[start of Data listing]

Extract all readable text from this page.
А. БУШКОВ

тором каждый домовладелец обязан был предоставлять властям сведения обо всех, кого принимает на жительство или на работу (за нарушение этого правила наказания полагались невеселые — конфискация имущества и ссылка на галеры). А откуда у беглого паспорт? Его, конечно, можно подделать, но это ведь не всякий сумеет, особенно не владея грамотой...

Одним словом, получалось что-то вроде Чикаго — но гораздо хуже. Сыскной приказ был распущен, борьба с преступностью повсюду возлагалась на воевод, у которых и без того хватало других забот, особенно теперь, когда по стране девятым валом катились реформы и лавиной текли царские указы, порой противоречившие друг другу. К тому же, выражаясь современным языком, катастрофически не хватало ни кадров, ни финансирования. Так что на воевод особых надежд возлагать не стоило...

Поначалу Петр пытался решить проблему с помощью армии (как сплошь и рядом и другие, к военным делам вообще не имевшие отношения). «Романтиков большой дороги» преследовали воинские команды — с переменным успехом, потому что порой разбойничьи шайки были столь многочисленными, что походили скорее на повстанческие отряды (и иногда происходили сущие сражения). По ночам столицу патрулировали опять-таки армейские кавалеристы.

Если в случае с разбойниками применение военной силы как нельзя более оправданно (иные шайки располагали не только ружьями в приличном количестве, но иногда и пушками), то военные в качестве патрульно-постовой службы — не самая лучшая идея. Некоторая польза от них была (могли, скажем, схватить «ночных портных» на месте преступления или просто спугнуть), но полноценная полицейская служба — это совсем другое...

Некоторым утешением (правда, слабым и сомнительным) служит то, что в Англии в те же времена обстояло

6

[end of Data listing]

Objective: Return only the number of lines in the data that contain "иногда".

Output of the exercise: 2